DATA FOR THIS EXERCISE:
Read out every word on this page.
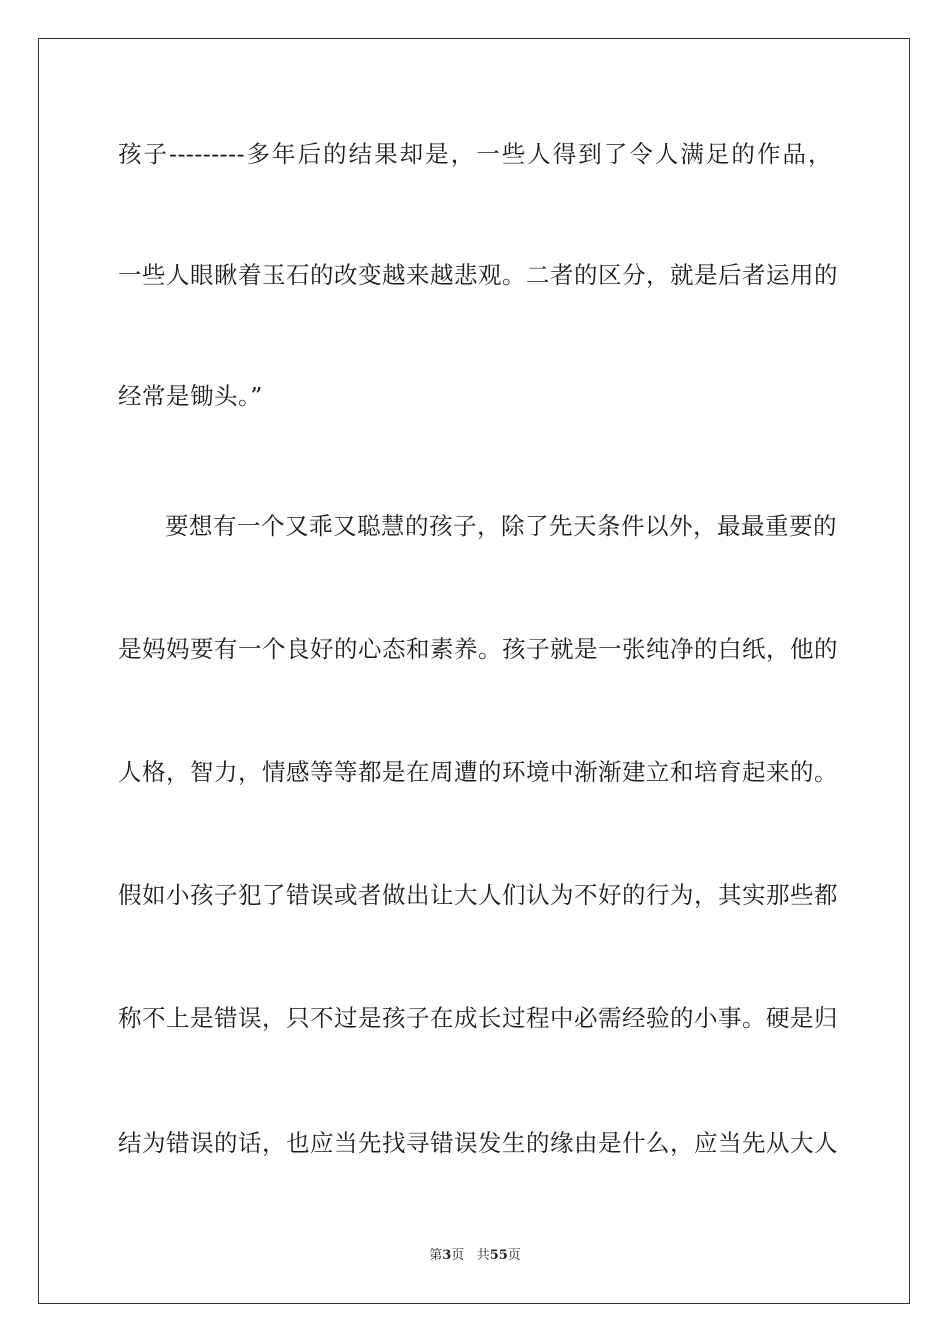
孩子---------多年后的结果却是，一些人得到了令人满足的作品，
一些人眼瞅着玉石的改变越来越悲观。二者的区分，就是后者运用的
经常是锄头。”
要想有一个又乖又聪慧的孩子，除了先天条件以外，最最重要的
是妈妈要有一个良好的心态和素养。孩子就是一张纯净的白纸，他的
人格，智力，情感等等都是在周遭的环境中渐渐建立和培育起来的。
假如小孩子犯了错误或者做出让大人们认为不好的行为，其实那些都
称不上是错误，只不过是孩子在成长过程中必需经验的小事。硬是归
结为错误的话，也应当先找寻错误发生的缘由是什么，应当先从大人
第3页 共55页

WHAT THE TASK REQUIRES: Go through the listing above and quote it exactly, apart from its images.

REPLY:
Read out every word on this page.
孩子---------多年后的结果却是，一些人得到了令人满足的作品，
一些人眼瞅着玉石的改变越来越悲观。二者的区分，就是后者运用的
经常是锄头。”
要想有一个又乖又聪慧的孩子，除了先天条件以外，最最重要的
是妈妈要有一个良好的心态和素养。孩子就是一张纯净的白纸，他的
人格，智力，情感等等都是在周遭的环境中渐渐建立和培育起来的。
假如小孩子犯了错误或者做出让大人们认为不好的行为，其实那些都
称不上是错误，只不过是孩子在成长过程中必需经验的小事。硬是归
结为错误的话，也应当先找寻错误发生的缘由是什么，应当先从大人
第3页 共55页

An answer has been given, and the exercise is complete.